> Description of the task:
Could you print all the entries exactly?

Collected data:
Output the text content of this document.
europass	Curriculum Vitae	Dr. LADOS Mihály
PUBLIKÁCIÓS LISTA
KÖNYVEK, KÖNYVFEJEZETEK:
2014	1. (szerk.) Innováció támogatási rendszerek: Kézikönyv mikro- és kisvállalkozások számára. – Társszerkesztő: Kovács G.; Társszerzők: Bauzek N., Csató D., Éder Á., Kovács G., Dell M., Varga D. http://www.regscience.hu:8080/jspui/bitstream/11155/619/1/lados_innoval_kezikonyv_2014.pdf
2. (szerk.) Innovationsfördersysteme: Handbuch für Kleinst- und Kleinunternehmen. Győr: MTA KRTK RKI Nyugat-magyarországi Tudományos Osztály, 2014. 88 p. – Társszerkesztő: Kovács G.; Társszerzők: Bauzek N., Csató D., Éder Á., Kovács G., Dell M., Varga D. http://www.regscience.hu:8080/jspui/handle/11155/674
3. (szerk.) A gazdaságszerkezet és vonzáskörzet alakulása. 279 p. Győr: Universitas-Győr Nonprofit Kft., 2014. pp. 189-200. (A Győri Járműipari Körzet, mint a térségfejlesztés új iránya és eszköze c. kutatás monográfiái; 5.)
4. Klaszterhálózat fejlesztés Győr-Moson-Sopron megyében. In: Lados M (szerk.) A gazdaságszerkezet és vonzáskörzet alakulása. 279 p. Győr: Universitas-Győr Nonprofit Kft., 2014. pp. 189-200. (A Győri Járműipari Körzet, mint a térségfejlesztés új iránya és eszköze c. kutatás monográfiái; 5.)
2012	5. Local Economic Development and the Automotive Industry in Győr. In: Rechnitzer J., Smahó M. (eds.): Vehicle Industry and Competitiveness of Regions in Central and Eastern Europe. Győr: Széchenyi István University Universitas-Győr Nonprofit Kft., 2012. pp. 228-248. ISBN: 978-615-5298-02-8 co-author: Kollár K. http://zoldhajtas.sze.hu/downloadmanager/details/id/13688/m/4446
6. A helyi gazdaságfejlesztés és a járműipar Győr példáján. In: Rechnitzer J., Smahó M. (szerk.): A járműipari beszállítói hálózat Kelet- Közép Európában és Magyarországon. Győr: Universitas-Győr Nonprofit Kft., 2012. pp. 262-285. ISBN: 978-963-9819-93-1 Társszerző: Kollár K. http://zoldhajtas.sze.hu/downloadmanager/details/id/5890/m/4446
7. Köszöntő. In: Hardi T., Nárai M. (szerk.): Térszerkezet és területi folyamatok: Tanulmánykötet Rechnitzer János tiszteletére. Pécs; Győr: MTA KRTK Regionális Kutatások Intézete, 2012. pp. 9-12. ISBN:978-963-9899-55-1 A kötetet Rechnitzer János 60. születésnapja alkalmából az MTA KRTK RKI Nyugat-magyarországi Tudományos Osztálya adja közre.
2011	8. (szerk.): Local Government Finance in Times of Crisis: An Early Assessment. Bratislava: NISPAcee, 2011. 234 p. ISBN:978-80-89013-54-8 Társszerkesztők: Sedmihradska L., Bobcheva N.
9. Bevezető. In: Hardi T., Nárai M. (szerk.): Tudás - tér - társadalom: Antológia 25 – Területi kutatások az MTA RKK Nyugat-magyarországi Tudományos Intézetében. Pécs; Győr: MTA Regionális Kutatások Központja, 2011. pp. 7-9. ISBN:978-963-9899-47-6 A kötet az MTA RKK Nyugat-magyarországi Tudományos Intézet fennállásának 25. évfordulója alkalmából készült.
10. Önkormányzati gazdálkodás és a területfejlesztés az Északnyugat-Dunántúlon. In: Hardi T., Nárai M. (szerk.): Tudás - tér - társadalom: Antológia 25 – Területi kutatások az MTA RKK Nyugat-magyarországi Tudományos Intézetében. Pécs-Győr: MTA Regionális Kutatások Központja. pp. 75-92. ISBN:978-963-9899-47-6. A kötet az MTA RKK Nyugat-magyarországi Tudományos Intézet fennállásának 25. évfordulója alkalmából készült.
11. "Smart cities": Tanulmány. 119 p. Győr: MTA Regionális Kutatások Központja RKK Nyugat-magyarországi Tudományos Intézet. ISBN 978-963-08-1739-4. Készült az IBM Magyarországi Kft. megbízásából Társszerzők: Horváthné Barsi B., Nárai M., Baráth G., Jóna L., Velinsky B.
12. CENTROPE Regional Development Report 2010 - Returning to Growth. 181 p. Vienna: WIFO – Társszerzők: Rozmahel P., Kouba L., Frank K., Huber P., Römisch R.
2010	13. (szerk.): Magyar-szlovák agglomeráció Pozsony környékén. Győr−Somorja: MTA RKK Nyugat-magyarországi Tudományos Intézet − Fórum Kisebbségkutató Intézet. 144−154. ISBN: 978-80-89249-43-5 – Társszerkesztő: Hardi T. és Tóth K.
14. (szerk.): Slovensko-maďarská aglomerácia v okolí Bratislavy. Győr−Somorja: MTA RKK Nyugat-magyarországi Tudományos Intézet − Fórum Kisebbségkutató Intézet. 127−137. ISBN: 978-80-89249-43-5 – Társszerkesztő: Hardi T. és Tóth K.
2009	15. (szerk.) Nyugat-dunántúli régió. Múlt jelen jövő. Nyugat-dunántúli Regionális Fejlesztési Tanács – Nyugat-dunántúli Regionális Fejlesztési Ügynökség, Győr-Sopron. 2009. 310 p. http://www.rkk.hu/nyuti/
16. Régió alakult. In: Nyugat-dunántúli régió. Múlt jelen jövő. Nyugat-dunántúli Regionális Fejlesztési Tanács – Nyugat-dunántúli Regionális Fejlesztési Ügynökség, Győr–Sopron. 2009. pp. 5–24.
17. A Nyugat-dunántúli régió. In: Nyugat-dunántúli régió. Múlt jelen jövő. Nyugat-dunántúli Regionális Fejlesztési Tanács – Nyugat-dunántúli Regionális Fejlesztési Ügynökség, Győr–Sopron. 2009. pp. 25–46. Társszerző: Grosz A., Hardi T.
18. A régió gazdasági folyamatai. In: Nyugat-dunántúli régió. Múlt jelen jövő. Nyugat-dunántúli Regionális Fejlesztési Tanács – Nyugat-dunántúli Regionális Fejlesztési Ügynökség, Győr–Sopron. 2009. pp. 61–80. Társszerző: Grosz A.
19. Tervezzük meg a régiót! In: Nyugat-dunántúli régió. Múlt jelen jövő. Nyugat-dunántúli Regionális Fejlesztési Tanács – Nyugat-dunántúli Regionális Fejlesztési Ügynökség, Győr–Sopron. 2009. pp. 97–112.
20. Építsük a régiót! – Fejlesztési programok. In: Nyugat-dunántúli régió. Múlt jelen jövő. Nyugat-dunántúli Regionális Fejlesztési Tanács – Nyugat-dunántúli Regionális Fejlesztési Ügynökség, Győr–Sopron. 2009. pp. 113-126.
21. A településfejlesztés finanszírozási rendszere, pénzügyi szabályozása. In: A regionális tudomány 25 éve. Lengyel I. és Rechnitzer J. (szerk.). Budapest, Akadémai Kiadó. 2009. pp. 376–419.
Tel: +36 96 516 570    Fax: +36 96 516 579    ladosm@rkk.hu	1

> Exercise answer:
Output the text content of this document.
europass	Curriculum Vitae	Dr. LADOS Mihály
PUBLIKÁCIÓS LISTA
KÖNYVEK, KÖNYVFEJEZETEK:
2014	1. (szerk.) Innováció támogatási rendszerek: Kézikönyv mikro- és kisvállalkozások számára. – Társszerkesztő: Kovács G.; Társszerzők: Bauzek N., Csató D., Éder Á., Kovács G., Dell M., Varga D. http://www.regscience.hu:8080/jspui/bitstream/11155/619/1/lados_innoval_kezikonyv_2014.pdf
2. (szerk.) Innovationsfördersysteme: Handbuch für Kleinst- und Kleinunternehmen. Győr: MTA KRTK RKI Nyugat-magyarországi Tudományos Osztály, 2014. 88 p. – Társszerkesztő: Kovács G.; Társszerzők: Bauzek N., Csató D., Éder Á., Kovács G., Dell M., Varga D. http://www.regscience.hu:8080/jspui/handle/11155/674
3. (szerk.) A gazdaságszerkezet és vonzáskörzet alakulása. 279 p. Győr: Universitas-Győr Nonprofit Kft., 2014. pp. 189-200. (A Győri Járműipari Körzet, mint a térségfejlesztés új iránya és eszköze c. kutatás monográfiái; 5.)
4. Klaszterhálózat fejlesztés Győr-Moson-Sopron megyében. In: Lados M (szerk.) A gazdaságszerkezet és vonzáskörzet alakulása. 279 p. Győr: Universitas-Győr Nonprofit Kft., 2014. pp. 189-200. (A Győri Járműipari Körzet, mint a térségfejlesztés új iránya és eszköze c. kutatás monográfiái; 5.)
2012	5. Local Economic Development and the Automotive Industry in Győr. In: Rechnitzer J., Smahó M. (eds.): Vehicle Industry and Competitiveness of Regions in Central and Eastern Europe. Győr: Széchenyi István University Universitas-Győr Nonprofit Kft., 2012. pp. 228-248. ISBN: 978-615-5298-02-8 co-author: Kollár K. http://zoldhajtas.sze.hu/downloadmanager/details/id/13688/m/4446
6. A helyi gazdaságfejlesztés és a járműipar Győr példáján. In: Rechnitzer J., Smahó M. (szerk.): A járműipari beszállítói hálózat Kelet- Közép Európában és Magyarországon. Győr: Universitas-Győr Nonprofit Kft., 2012. pp. 262-285. ISBN: 978-963-9819-93-1 Társszerző: Kollár K. http://zoldhajtas.sze.hu/downloadmanager/details/id/5890/m/4446
7. Köszöntő. In: Hardi T., Nárai M. (szerk.): Térszerkezet és területi folyamatok: Tanulmánykötet Rechnitzer János tiszteletére. Pécs; Győr: MTA KRTK Regionális Kutatások Intézete, 2012. pp. 9-12. ISBN:978-963-9899-55-1 A kötetet Rechnitzer János 60. születésnapja alkalmából az MTA KRTK RKI Nyugat-magyarországi Tudományos Osztálya adja közre.
2011	8. (szerk.): Local Government Finance in Times of Crisis: An Early Assessment. Bratislava: NISPAcee, 2011. 234 p. ISBN:978-80-89013-54-8 Társszerkesztők: Sedmihradska L., Bobcheva N.
9. Bevezető. In: Hardi T., Nárai M. (szerk.): Tudás - tér - társadalom: Antológia 25 – Területi kutatások az MTA RKK Nyugat-magyarországi Tudományos Intézetében. Pécs; Győr: MTA Regionális Kutatások Központja, 2011. pp. 7-9. ISBN:978-963-9899-47-6 A kötet az MTA RKK Nyugat-magyarországi Tudományos Intézet fennállásának 25. évfordulója alkalmából készült.
10. Önkormányzati gazdálkodás és a területfejlesztés az Északnyugat-Dunántúlon. In: Hardi T., Nárai M. (szerk.): Tudás - tér - társadalom: Antológia 25 – Területi kutatások az MTA RKK Nyugat-magyarországi Tudományos Intézetében. Pécs-Győr: MTA Regionális Kutatások Központja. pp. 75-92. ISBN:978-963-9899-47-6. A kötet az MTA RKK Nyugat-magyarországi Tudományos Intézet fennállásának 25. évfordulója alkalmából készült.
11. "Smart cities": Tanulmány. 119 p. Győr: MTA Regionális Kutatások Központja RKK Nyugat-magyarországi Tudományos Intézet. ISBN 978-963-08-1739-4. Készült az IBM Magyarországi Kft. megbízásából Társszerzők: Horváthné Barsi B., Nárai M., Baráth G., Jóna L., Velinsky B.
12. CENTROPE Regional Development Report 2010 - Returning to Growth. 181 p. Vienna: WIFO – Társszerzők: Rozmahel P., Kouba L., Frank K., Huber P., Römisch R.
2010	13. (szerk.): Magyar-szlovák agglomeráció Pozsony környékén. Győr−Somorja: MTA RKK Nyugat-magyarországi Tudományos Intézet − Fórum Kisebbségkutató Intézet. 144−154. ISBN: 978-80-89249-43-5 – Társszerkesztő: Hardi T. és Tóth K.
14. (szerk.): Slovensko-maďarská aglomerácia v okolí Bratislavy. Győr−Somorja: MTA RKK Nyugat-magyarországi Tudományos Intézet − Fórum Kisebbségkutató Intézet. 127−137. ISBN: 978-80-89249-43-5 – Társszerkesztő: Hardi T. és Tóth K.
2009	15. (szerk.) Nyugat-dunántúli régió. Múlt jelen jövő. Nyugat-dunántúli Regionális Fejlesztési Tanács – Nyugat-dunántúli Regionális Fejlesztési Ügynökség, Győr-Sopron. 2009. 310 p. http://www.rkk.hu/nyuti/
16. Régió alakult. In: Nyugat-dunántúli régió. Múlt jelen jövő. Nyugat-dunántúli Regionális Fejlesztési Tanács – Nyugat-dunántúli Regionális Fejlesztési Ügynökség, Győr–Sopron. 2009. pp. 5–24.
17. A Nyugat-dunántúli régió. In: Nyugat-dunántúli régió. Múlt jelen jövő. Nyugat-dunántúli Regionális Fejlesztési Tanács – Nyugat-dunántúli Regionális Fejlesztési Ügynökség, Győr–Sopron. 2009. pp. 25–46. Társszerző: Grosz A., Hardi T.
18. A régió gazdasági folyamatai. In: Nyugat-dunántúli régió. Múlt jelen jövő. Nyugat-dunántúli Regionális Fejlesztési Tanács – Nyugat-dunántúli Regionális Fejlesztési Ügynökség, Győr–Sopron. 2009. pp. 61–80. Társszerző: Grosz A.
19. Tervezzük meg a régiót! In: Nyugat-dunántúli régió. Múlt jelen jövő. Nyugat-dunántúli Regionális Fejlesztési Tanács – Nyugat-dunántúli Regionális Fejlesztési Ügynökség, Győr–Sopron. 2009. pp. 97–112.
20. Építsük a régiót! – Fejlesztési programok. In: Nyugat-dunántúli régió. Múlt jelen jövő. Nyugat-dunántúli Regionális Fejlesztési Tanács – Nyugat-dunántúli Regionális Fejlesztési Ügynökség, Győr–Sopron. 2009. pp. 113-126.
21. A településfejlesztés finanszírozási rendszere, pénzügyi szabályozása. In: A regionális tudomány 25 éve. Lengyel I. és Rechnitzer J. (szerk.). Budapest, Akadémai Kiadó. 2009. pp. 376–419.
Tel: +36 96 516 570    Fax: +36 96 516 579    ladosm@rkk.hu	1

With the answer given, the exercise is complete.